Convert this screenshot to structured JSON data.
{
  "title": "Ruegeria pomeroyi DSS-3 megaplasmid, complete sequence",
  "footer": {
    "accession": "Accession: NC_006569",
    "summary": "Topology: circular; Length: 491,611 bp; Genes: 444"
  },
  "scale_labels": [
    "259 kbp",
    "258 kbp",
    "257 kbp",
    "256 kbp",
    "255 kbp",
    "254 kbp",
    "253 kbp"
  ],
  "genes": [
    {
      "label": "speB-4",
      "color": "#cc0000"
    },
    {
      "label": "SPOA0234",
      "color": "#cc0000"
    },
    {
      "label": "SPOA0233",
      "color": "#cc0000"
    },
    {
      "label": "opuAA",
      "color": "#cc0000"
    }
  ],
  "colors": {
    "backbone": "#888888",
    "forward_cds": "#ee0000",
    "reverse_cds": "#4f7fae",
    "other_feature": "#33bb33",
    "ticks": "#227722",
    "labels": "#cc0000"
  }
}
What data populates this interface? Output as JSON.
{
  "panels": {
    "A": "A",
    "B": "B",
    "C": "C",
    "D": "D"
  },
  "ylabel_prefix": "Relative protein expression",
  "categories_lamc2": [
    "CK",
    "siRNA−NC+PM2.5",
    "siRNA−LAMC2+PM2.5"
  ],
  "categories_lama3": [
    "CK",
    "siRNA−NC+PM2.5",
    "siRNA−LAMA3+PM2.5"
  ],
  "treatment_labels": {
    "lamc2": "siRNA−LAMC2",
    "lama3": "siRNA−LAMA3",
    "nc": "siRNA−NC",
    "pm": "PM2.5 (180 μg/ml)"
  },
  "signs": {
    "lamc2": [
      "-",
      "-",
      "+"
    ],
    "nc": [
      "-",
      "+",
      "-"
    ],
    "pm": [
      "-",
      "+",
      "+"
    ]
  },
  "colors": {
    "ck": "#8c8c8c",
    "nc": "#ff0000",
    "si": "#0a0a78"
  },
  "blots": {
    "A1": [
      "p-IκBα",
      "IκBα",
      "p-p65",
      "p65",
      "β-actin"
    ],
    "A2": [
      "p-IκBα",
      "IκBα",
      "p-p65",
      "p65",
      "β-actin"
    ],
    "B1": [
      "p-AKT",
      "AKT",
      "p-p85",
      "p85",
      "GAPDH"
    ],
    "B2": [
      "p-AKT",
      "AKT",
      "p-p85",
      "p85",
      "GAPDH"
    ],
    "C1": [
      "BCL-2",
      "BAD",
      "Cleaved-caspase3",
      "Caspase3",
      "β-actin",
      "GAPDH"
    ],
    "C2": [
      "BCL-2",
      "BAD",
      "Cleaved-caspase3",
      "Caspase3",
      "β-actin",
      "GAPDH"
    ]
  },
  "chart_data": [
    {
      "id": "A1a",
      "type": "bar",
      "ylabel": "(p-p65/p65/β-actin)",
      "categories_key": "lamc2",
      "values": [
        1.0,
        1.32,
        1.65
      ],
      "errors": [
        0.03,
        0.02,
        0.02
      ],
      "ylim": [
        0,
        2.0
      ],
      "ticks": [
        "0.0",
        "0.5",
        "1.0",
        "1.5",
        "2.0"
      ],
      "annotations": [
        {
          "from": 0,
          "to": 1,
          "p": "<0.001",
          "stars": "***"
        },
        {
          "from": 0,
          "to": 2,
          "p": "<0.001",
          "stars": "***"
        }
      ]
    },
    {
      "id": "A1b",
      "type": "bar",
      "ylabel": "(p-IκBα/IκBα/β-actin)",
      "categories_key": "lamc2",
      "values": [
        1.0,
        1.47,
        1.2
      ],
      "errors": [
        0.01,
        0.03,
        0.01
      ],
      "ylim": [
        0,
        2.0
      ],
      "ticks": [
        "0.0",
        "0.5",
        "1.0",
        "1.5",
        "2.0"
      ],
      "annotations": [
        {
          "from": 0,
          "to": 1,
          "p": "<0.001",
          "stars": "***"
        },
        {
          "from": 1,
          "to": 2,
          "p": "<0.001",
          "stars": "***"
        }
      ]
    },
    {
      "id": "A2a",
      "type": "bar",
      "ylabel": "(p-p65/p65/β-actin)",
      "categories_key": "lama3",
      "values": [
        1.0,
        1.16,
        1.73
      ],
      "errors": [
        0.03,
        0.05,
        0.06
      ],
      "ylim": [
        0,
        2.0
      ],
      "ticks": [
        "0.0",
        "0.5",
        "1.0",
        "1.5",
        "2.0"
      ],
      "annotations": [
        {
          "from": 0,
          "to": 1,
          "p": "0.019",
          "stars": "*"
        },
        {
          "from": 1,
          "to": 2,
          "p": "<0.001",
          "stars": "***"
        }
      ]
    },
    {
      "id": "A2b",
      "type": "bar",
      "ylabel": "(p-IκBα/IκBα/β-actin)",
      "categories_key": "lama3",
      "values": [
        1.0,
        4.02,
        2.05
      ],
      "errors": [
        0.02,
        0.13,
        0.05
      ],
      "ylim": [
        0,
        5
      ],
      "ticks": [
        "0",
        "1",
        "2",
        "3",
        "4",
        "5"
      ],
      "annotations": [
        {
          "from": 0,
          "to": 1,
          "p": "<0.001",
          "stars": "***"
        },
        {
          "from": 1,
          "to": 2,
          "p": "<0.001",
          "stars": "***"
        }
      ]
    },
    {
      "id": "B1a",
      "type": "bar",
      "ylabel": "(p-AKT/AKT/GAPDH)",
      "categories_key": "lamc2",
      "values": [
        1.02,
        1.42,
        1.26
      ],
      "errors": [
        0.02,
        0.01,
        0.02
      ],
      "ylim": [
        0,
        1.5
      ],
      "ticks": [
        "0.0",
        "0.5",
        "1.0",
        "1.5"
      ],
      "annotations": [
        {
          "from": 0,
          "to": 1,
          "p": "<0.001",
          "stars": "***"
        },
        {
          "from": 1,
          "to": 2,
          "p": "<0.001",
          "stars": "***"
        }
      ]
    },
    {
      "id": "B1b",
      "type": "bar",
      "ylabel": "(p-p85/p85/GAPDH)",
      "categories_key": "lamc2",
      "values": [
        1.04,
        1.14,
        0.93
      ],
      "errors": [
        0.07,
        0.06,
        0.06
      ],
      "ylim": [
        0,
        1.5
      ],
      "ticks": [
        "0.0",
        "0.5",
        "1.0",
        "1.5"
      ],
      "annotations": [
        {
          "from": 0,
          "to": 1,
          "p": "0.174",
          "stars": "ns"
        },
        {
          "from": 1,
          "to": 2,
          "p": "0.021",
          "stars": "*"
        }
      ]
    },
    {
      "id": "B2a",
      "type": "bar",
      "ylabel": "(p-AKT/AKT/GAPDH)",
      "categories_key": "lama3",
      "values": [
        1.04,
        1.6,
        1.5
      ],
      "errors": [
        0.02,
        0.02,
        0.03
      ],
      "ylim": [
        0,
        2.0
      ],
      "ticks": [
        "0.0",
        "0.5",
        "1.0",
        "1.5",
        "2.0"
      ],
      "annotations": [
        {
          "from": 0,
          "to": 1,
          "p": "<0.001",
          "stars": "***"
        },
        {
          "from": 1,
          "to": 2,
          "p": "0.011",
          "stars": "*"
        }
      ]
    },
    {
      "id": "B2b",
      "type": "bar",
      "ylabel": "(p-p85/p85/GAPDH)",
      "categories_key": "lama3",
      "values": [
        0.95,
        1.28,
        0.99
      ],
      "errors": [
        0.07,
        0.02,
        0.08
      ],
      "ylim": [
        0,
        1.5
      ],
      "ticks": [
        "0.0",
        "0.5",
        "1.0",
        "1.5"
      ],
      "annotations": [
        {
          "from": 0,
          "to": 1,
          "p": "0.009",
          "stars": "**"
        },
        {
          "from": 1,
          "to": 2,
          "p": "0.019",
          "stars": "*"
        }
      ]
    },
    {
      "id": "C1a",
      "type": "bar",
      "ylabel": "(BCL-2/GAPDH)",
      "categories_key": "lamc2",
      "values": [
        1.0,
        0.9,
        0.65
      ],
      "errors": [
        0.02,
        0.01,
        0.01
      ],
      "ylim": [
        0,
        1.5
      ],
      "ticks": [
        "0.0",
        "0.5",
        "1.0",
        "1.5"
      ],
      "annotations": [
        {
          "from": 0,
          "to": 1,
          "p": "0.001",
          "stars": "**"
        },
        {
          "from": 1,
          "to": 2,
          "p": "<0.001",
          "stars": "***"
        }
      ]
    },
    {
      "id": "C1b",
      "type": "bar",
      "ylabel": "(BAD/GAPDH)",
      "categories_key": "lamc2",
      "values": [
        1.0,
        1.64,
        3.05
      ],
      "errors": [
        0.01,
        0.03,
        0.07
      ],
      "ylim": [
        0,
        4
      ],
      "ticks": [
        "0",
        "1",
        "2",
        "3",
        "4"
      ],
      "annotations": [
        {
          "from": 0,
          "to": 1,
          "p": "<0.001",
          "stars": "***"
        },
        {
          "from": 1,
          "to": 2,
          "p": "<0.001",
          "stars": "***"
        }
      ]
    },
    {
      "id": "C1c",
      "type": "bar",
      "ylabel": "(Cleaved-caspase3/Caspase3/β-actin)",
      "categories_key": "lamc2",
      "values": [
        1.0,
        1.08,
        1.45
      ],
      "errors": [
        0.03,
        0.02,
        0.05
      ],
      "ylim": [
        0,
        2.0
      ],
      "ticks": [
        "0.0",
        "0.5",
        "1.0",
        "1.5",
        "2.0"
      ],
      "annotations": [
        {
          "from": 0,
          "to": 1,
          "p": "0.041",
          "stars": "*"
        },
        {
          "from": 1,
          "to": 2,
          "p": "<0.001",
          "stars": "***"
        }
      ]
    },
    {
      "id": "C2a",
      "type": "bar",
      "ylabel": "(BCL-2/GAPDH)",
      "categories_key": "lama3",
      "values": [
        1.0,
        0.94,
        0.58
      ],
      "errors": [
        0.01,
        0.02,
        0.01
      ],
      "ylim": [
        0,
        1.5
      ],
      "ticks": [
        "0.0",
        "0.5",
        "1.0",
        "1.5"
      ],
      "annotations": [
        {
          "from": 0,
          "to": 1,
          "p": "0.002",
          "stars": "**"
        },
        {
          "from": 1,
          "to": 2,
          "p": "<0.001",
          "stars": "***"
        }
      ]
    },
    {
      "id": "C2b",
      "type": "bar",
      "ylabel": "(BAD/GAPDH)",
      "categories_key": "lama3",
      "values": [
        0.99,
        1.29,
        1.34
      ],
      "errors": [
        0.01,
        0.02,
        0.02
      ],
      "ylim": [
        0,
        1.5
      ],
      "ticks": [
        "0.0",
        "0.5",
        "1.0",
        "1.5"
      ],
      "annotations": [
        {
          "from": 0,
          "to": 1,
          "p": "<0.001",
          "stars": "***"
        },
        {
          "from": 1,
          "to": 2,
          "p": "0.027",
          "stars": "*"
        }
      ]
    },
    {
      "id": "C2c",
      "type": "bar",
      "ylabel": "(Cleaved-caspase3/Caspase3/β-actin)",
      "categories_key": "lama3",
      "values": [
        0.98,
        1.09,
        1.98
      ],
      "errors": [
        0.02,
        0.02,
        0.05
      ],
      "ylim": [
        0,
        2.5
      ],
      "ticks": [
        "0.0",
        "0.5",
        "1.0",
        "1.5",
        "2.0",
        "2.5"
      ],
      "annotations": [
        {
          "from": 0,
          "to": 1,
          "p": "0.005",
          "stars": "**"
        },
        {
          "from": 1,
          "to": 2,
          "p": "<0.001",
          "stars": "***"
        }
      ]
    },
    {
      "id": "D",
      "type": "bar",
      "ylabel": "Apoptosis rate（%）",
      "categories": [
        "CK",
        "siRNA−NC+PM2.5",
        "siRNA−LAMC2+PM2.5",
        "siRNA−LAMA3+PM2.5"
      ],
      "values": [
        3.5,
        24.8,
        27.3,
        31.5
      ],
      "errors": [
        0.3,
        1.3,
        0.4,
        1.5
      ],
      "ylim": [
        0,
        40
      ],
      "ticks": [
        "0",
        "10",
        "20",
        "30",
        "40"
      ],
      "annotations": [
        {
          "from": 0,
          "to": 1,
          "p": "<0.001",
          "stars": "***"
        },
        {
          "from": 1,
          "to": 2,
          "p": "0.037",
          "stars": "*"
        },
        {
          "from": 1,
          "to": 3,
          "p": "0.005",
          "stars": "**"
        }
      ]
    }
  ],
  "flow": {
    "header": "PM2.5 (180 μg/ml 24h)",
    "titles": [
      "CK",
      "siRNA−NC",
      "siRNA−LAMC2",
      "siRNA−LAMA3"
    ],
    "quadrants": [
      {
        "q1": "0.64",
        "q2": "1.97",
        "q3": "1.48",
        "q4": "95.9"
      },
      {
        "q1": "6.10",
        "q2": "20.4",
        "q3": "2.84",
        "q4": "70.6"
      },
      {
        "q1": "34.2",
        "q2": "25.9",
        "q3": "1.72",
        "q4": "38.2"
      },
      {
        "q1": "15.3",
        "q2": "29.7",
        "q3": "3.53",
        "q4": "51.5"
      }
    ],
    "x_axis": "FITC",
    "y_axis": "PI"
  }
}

***

▶ **WHAT TO PRODUCE**:
Please find all lines of the entries that hold the string "JSON" and copy them.

▶ **PROBLEM SOLUTION**:
Convert this screenshot to structured JSON data.
What data populates this interface? Output as JSON.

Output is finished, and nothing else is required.